(Supplied records):
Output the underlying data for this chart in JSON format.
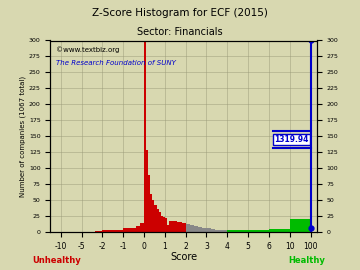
{
  "title": "Z-Score Histogram for ECF (2015)",
  "subtitle": "Sector: Financials",
  "watermark1": "©www.textbiz.org",
  "watermark2": "The Research Foundation of SUNY",
  "xlabel": "Score",
  "ylabel": "Number of companies (1067 total)",
  "xlabel_unhealthy": "Unhealthy",
  "xlabel_healthy": "Healthy",
  "ecf_zscore": 1319.94,
  "background_color": "#d8d8b0",
  "bar_color_red": "#cc0000",
  "bar_color_green": "#00bb00",
  "bar_color_gray": "#888888",
  "ecf_line_color": "#0000cc",
  "ecf_label_color": "#0000cc",
  "ecf_label_bg": "#ffffff",
  "title_color": "#000000",
  "subtitle_color": "#000000",
  "watermark1_color": "#000000",
  "watermark2_color": "#0000cc",
  "unhealthy_color": "#cc0000",
  "healthy_color": "#00bb00",
  "ytick_positions": [
    0,
    25,
    50,
    75,
    100,
    125,
    150,
    175,
    200,
    225,
    250,
    275,
    300
  ],
  "xtick_labels": [
    "-10",
    "-5",
    "-2",
    "-1",
    "0",
    "1",
    "2",
    "3",
    "4",
    "5",
    "6",
    "10",
    "100"
  ],
  "xtick_values": [
    -10,
    -5,
    -2,
    -1,
    0,
    1,
    2,
    3,
    4,
    5,
    6,
    10,
    100
  ],
  "bins_left": [
    -12,
    -11,
    -10,
    -9,
    -8,
    -7,
    -6,
    -5,
    -4,
    -3,
    -2.5,
    -2,
    -1.8,
    -1.6,
    -1.4,
    -1.2,
    -1.0,
    -0.8,
    -0.6,
    -0.4,
    -0.2,
    0.0,
    0.1,
    0.2,
    0.3,
    0.4,
    0.5,
    0.6,
    0.7,
    0.8,
    0.9,
    1.0,
    1.1,
    1.2,
    1.4,
    1.6,
    1.8,
    2.0,
    2.2,
    2.4,
    2.6,
    2.8,
    3.0,
    3.2,
    3.4,
    3.6,
    3.8,
    4.0,
    4.5,
    5.0,
    6.0,
    10,
    100
  ],
  "bins_right": [
    -11,
    -10,
    -9,
    -8,
    -7,
    -6,
    -5,
    -4,
    -3,
    -2.5,
    -2,
    -1.8,
    -1.6,
    -1.4,
    -1.2,
    -1.0,
    -0.8,
    -0.6,
    -0.4,
    -0.2,
    0.0,
    0.1,
    0.2,
    0.3,
    0.4,
    0.5,
    0.6,
    0.7,
    0.8,
    0.9,
    1.0,
    1.1,
    1.2,
    1.4,
    1.6,
    1.8,
    2.0,
    2.2,
    2.4,
    2.6,
    2.8,
    3.0,
    3.2,
    3.4,
    3.6,
    3.8,
    4.0,
    4.5,
    5.0,
    6.0,
    10,
    100,
    200
  ],
  "counts": [
    1,
    0,
    1,
    0,
    0,
    0,
    1,
    1,
    1,
    2,
    2,
    4,
    3,
    3,
    3,
    4,
    7,
    6,
    6,
    9,
    14,
    299,
    128,
    89,
    60,
    50,
    43,
    37,
    31,
    26,
    24,
    22,
    11,
    18,
    17,
    16,
    15,
    13,
    12,
    9,
    8,
    7,
    6,
    5,
    4,
    3,
    3,
    4,
    3,
    3,
    5,
    20,
    1
  ],
  "colors": [
    "red",
    "red",
    "red",
    "red",
    "red",
    "red",
    "red",
    "red",
    "red",
    "red",
    "red",
    "red",
    "red",
    "red",
    "red",
    "red",
    "red",
    "red",
    "red",
    "red",
    "red",
    "red",
    "red",
    "red",
    "red",
    "red",
    "red",
    "red",
    "red",
    "red",
    "red",
    "red",
    "red",
    "red",
    "red",
    "red",
    "red",
    "gray",
    "gray",
    "gray",
    "gray",
    "gray",
    "gray",
    "gray",
    "gray",
    "gray",
    "gray",
    "green",
    "green",
    "green",
    "green",
    "green",
    "green"
  ]
}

(Problem):
Repeat the material above in full and exactly, omitting the pictures.

(Task output):
Output the underlying data for this chart in JSON format.
{
  "title": "Z-Score Histogram for ECF (2015)",
  "subtitle": "Sector: Financials",
  "watermark1": "©www.textbiz.org",
  "watermark2": "The Research Foundation of SUNY",
  "xlabel": "Score",
  "ylabel": "Number of companies (1067 total)",
  "xlabel_unhealthy": "Unhealthy",
  "xlabel_healthy": "Healthy",
  "ecf_zscore": 1319.94,
  "background_color": "#d8d8b0",
  "bar_color_red": "#cc0000",
  "bar_color_green": "#00bb00",
  "bar_color_gray": "#888888",
  "ecf_line_color": "#0000cc",
  "ecf_label_color": "#0000cc",
  "ecf_label_bg": "#ffffff",
  "title_color": "#000000",
  "subtitle_color": "#000000",
  "watermark1_color": "#000000",
  "watermark2_color": "#0000cc",
  "unhealthy_color": "#cc0000",
  "healthy_color": "#00bb00",
  "ytick_positions": [
    0,
    25,
    50,
    75,
    100,
    125,
    150,
    175,
    200,
    225,
    250,
    275,
    300
  ],
  "xtick_labels": [
    "-10",
    "-5",
    "-2",
    "-1",
    "0",
    "1",
    "2",
    "3",
    "4",
    "5",
    "6",
    "10",
    "100"
  ],
  "xtick_values": [
    -10,
    -5,
    -2,
    -1,
    0,
    1,
    2,
    3,
    4,
    5,
    6,
    10,
    100
  ],
  "bins_left": [
    -12,
    -11,
    -10,
    -9,
    -8,
    -7,
    -6,
    -5,
    -4,
    -3,
    -2.5,
    -2,
    -1.8,
    -1.6,
    -1.4,
    -1.2,
    -1.0,
    -0.8,
    -0.6,
    -0.4,
    -0.2,
    0.0,
    0.1,
    0.2,
    0.3,
    0.4,
    0.5,
    0.6,
    0.7,
    0.8,
    0.9,
    1.0,
    1.1,
    1.2,
    1.4,
    1.6,
    1.8,
    2.0,
    2.2,
    2.4,
    2.6,
    2.8,
    3.0,
    3.2,
    3.4,
    3.6,
    3.8,
    4.0,
    4.5,
    5.0,
    6.0,
    10,
    100
  ],
  "bins_right": [
    -11,
    -10,
    -9,
    -8,
    -7,
    -6,
    -5,
    -4,
    -3,
    -2.5,
    -2,
    -1.8,
    -1.6,
    -1.4,
    -1.2,
    -1.0,
    -0.8,
    -0.6,
    -0.4,
    -0.2,
    0.0,
    0.1,
    0.2,
    0.3,
    0.4,
    0.5,
    0.6,
    0.7,
    0.8,
    0.9,
    1.0,
    1.1,
    1.2,
    1.4,
    1.6,
    1.8,
    2.0,
    2.2,
    2.4,
    2.6,
    2.8,
    3.0,
    3.2,
    3.4,
    3.6,
    3.8,
    4.0,
    4.5,
    5.0,
    6.0,
    10,
    100,
    200
  ],
  "counts": [
    1,
    0,
    1,
    0,
    0,
    0,
    1,
    1,
    1,
    2,
    2,
    4,
    3,
    3,
    3,
    4,
    7,
    6,
    6,
    9,
    14,
    299,
    128,
    89,
    60,
    50,
    43,
    37,
    31,
    26,
    24,
    22,
    11,
    18,
    17,
    16,
    15,
    13,
    12,
    9,
    8,
    7,
    6,
    5,
    4,
    3,
    3,
    4,
    3,
    3,
    5,
    20,
    1
  ],
  "colors": [
    "red",
    "red",
    "red",
    "red",
    "red",
    "red",
    "red",
    "red",
    "red",
    "red",
    "red",
    "red",
    "red",
    "red",
    "red",
    "red",
    "red",
    "red",
    "red",
    "red",
    "red",
    "red",
    "red",
    "red",
    "red",
    "red",
    "red",
    "red",
    "red",
    "red",
    "red",
    "red",
    "red",
    "red",
    "red",
    "red",
    "red",
    "gray",
    "gray",
    "gray",
    "gray",
    "gray",
    "gray",
    "gray",
    "gray",
    "gray",
    "gray",
    "green",
    "green",
    "green",
    "green",
    "green",
    "green"
  ]
}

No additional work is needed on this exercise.